▶ **ЗАДАНИЕ 1**
Перечислите всё, что, согласно фрагменту ниже, Миша рисовал автору в их грядущей жизни после каждого инфаркта.

**** ФРАГМЕНТ СТРАНИЦЫ ****

Не знаю, верил ли Миша Чавчавадзе в Бога, но то, что Бог верил в Мишу Чавчавадзе, я знаю наверное.

Кем он был на земле?

Он родился и прожил пятьдесят лет в Грузии художником, философом, другом и красивым человеком. Но это не ответ. Миша был маэстро жизни. Безукоризненно добрым. И любящим.

Любовь обрела в его сердце дом. На всю его жизнь. И еще Миша был четырехмерен: высок духом и глубок умом (одно измерение); широк в поступках и талантах (второе); близкий настолько, что все грелись в тепле, излучаемом им, и одновременно корнями своими уходящий в даль веков (это третье); и, наконец, он существовал и существует ныне во Времени. В нашем, конкретном, и в том — не имеющем ни начала, ни конца.

После каждого инфаркта он, с неподражаемой пластикой держа стакан (неполный), рисовал мне свою (нашу) грядущую жизнь с новыми картинами, спектаклями, домом с мастерской, щадящим режимом и бесконечным общением…

Между тем мы жили. Он держал нас всех на своих руках, не прикладывая, казалось, усилий. Нет, не казалось. Все прегрешения и ошибки, все неточности поведения он принимал понимая. Я чуть было не написал «прощая», но это было бы неточно. Для того чтобы простить, надо ощутить вину того человека, которому ты отпускаешь грехи. В большом, красивом теле Миши не было органа, который ведал претензиями, обвинениями и обидами.

Мы, его друзья, ненароком пользовались этим.

Какая ерунда, а поди ж — сидит во мне всю жизнь. Договорились ехать к кому-то в гости в шесть часов. Торопились и, не дождавшись условленного с Мишей времени, уехали. Вечером он зашел и без всякого подтекста поинтересовался, хорошо ли посидели. Кажется, никто и не заметил, что поступили по-хамски. Миша бы дождался.

Чавчавадзе успешно работал со многими, может быть, со всеми известными грузинскими театральными режиссерами. Однако часто, даже после очевидной удачи, они искали для новой работы другого сценографа.

**** ИСХОДНЫЕ ДАННЫЕ ****

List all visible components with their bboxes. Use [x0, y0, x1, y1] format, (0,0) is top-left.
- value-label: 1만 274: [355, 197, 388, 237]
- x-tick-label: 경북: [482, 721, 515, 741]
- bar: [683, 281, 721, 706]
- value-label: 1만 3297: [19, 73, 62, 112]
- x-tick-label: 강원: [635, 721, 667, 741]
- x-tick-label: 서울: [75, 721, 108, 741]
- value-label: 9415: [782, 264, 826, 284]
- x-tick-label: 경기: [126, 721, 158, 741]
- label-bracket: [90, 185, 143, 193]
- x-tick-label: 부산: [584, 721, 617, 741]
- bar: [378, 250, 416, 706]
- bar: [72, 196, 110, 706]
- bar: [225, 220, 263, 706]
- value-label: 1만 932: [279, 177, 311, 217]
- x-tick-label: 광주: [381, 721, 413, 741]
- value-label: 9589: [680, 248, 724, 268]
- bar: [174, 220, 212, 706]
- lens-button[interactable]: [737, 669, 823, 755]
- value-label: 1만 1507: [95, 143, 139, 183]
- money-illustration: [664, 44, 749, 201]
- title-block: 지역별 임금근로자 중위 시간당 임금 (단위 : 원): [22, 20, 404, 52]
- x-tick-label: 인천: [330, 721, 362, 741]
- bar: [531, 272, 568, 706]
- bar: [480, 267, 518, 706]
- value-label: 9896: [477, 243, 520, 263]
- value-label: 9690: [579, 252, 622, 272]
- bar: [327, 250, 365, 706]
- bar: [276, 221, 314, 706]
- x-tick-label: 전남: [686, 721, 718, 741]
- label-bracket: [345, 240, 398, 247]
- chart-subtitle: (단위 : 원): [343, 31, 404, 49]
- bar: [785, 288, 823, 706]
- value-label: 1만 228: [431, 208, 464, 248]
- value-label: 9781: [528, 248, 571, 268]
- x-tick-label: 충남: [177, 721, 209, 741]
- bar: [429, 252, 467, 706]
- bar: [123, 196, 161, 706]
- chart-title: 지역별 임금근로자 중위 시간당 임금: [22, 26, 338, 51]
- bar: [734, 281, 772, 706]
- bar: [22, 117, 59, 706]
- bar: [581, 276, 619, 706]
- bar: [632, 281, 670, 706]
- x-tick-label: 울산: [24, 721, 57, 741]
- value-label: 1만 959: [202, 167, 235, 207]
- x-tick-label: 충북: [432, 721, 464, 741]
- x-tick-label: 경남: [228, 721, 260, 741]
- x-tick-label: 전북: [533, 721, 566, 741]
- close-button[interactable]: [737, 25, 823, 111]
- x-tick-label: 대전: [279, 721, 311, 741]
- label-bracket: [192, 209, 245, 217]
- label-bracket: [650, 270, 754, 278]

****

▶ **ЗАДАНИЕ 2**
Воспроизведите без изменений строки записей от самого их начала до строки с "- x-tick-label: 강원: [635, 721, 667, 741]" включительно.

▶ **ПРАВИЛЬНЫЙ ОТВЕТ 1**
Новые картины, спектакли, дом с мастерской, щадящий режим и бесконечное общение.

▶ **ПРАВИЛЬНЫЙ ОТВЕТ 2**
List all visible components with their bboxes. Use [x0, y0, x1, y1] format, (0,0) is top-left.
- value-label: 1만 274: [355, 197, 388, 237]
- x-tick-label: 경북: [482, 721, 515, 741]
- bar: [683, 281, 721, 706]
- value-label: 1만 3297: [19, 73, 62, 112]
- x-tick-label: 강원: [635, 721, 667, 741]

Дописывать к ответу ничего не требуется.